— What is needed —
Repeat all of the records verbatim.

— Material provided —
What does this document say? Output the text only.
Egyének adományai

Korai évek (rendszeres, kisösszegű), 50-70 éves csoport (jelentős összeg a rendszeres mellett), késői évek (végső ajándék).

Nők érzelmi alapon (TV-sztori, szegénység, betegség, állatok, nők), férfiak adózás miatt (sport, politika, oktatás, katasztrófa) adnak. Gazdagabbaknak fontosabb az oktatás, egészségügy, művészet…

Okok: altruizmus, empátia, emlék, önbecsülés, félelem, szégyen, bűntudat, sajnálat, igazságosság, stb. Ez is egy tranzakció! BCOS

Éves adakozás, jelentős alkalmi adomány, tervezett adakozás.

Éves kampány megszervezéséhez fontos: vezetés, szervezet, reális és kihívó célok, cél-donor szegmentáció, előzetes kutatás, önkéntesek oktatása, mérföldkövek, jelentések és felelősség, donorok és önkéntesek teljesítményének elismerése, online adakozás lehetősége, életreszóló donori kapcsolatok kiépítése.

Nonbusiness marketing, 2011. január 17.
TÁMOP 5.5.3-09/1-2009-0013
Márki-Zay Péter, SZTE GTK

— The output —
What does this document say? Output the text only.
Egyének adományai

Korai évek (rendszeres, kisösszegű), 50-70 éves csoport (jelentős összeg a rendszeres mellett), késői évek (végső ajándék).

Nők érzelmi alapon (TV-sztori, szegénység, betegség, állatok, nők), férfiak adózás miatt (sport, politika, oktatás, katasztrófa) adnak. Gazdagabbaknak fontosabb az oktatás, egészségügy, művészet…

Okok: altruizmus, empátia, emlék, önbecsülés, félelem, szégyen, bűntudat, sajnálat, igazságosság, stb. Ez is egy tranzakció! BCOS

Éves adakozás, jelentős alkalmi adomány, tervezett adakozás.

Éves kampány megszervezéséhez fontos: vezetés, szervezet, reális és kihívó célok, cél-donor szegmentáció, előzetes kutatás, önkéntesek oktatása, mérföldkövek, jelentések és felelősség, donorok és önkéntesek teljesítményének elismerése, online adakozás lehetősége, életreszóló donori kapcsolatok kiépítése.

Nonbusiness marketing, 2011. január 17.
TÁMOP 5.5.3-09/1-2009-0013
Márki-Zay Péter, SZTE GTK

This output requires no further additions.